(Dataset items)
=-=-=

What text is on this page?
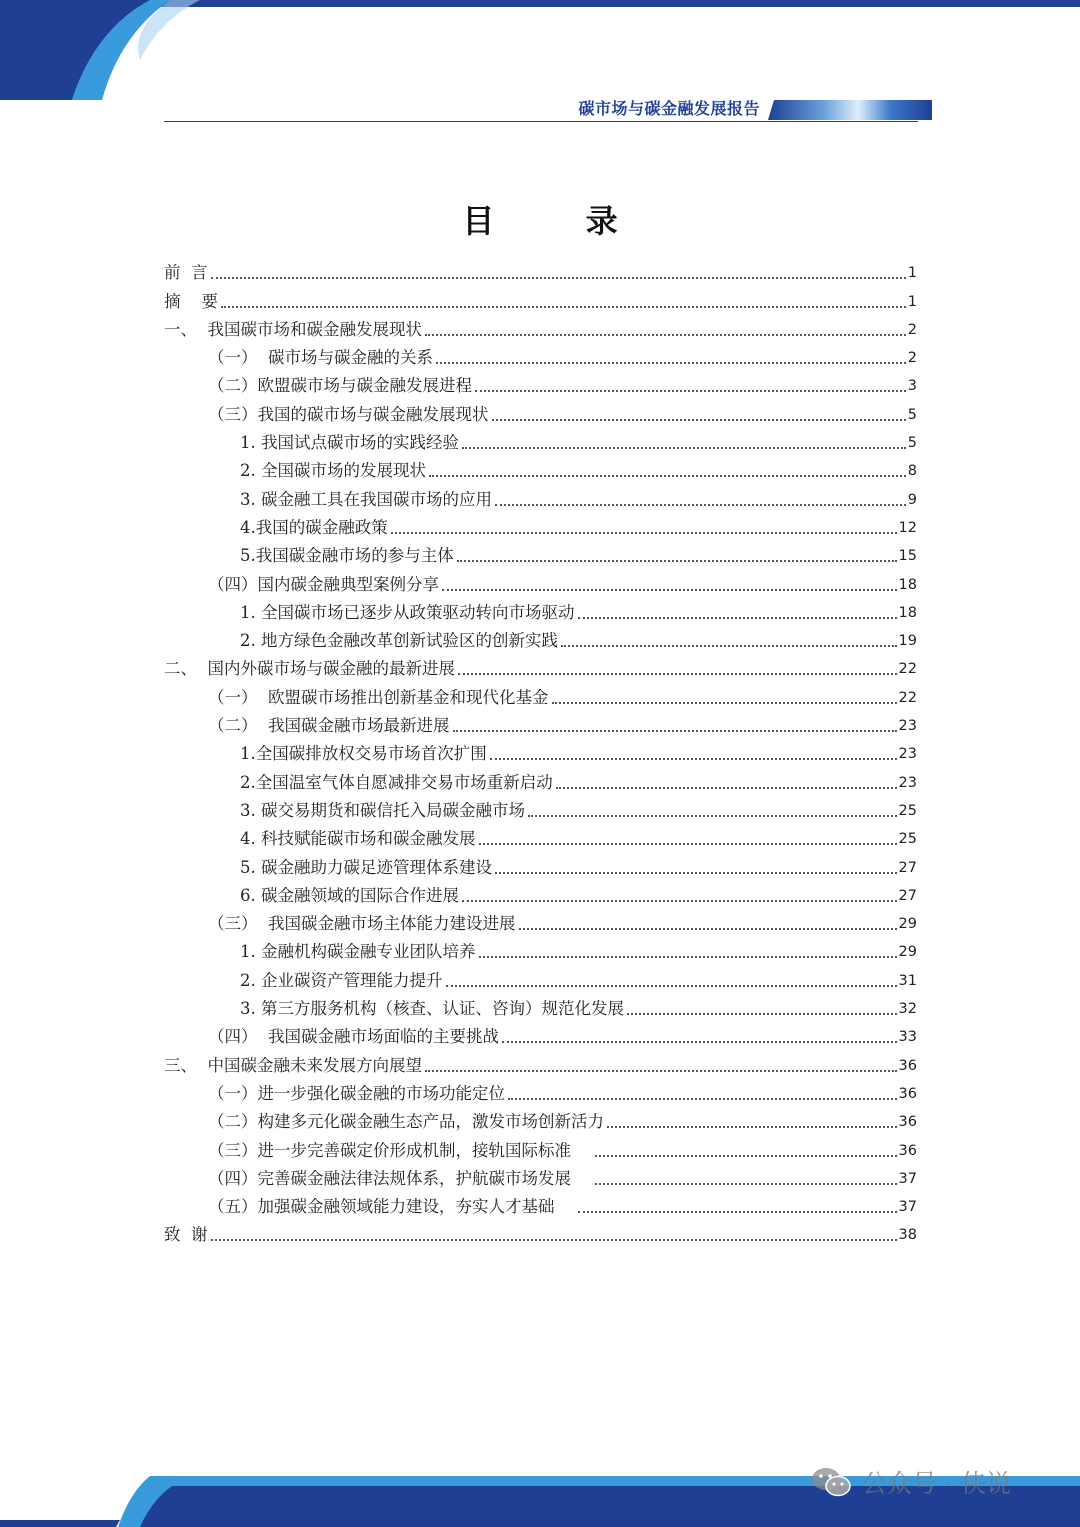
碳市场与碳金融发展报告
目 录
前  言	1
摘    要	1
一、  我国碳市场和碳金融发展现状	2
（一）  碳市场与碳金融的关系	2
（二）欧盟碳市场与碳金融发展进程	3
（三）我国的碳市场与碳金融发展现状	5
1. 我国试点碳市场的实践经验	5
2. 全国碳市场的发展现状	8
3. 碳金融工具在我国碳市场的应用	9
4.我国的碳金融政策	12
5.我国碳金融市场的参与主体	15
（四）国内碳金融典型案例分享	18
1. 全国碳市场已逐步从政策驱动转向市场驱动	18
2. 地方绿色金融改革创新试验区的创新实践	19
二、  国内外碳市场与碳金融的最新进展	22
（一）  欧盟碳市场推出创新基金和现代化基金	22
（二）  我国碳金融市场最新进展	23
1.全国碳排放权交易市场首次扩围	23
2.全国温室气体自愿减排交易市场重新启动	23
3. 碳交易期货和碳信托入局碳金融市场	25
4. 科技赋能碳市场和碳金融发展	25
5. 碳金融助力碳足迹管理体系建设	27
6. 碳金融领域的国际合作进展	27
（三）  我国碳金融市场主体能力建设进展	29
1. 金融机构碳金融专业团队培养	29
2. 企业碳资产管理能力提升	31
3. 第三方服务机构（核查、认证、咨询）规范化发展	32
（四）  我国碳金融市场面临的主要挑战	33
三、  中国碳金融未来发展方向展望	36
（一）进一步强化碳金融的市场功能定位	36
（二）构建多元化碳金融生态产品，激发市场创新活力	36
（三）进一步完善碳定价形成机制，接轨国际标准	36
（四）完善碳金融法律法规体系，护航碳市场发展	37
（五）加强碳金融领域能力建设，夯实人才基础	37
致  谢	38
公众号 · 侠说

=-=-=

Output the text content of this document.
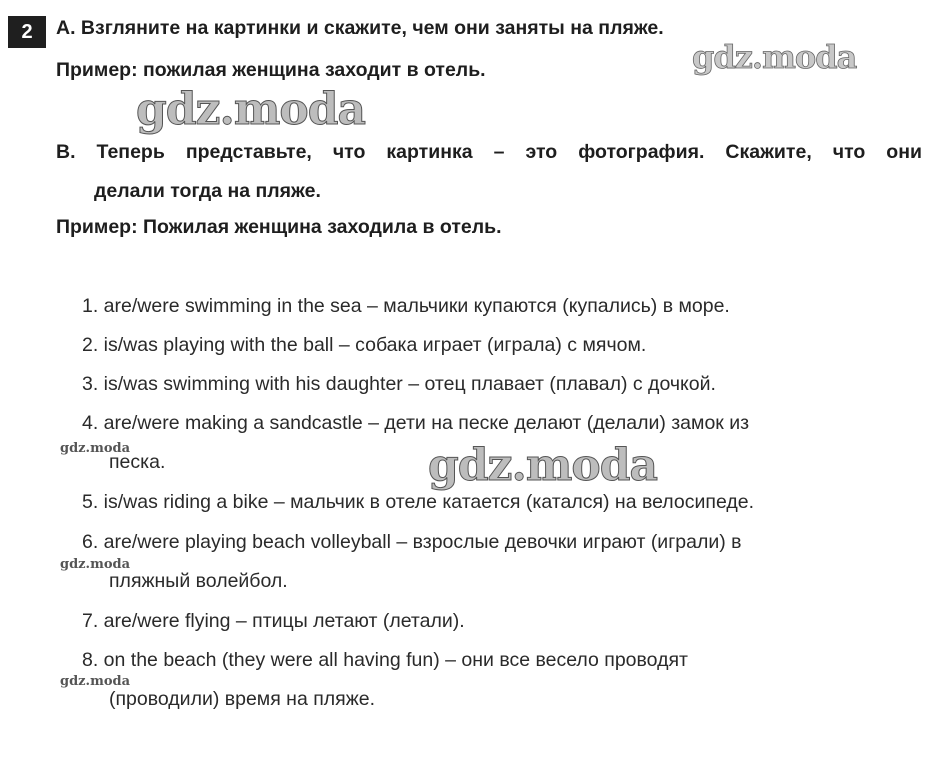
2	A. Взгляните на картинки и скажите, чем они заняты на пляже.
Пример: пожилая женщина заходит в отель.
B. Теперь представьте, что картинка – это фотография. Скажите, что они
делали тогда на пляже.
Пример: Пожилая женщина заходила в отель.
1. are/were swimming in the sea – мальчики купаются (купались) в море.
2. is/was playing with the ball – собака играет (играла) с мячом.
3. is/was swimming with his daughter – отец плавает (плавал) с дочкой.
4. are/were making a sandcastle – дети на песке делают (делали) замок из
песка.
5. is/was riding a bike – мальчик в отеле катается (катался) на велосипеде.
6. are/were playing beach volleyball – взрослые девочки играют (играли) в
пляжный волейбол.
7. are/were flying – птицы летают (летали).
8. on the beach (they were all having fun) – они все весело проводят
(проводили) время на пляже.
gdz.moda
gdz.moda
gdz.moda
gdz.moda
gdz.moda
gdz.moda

=-=-=

Stated problem — Each line with the string "делали" in it needs to be found and copied.

Task result —
делали тогда на пляже.
4. are/were making a sandcastle – дети на песке делают (делали) замок из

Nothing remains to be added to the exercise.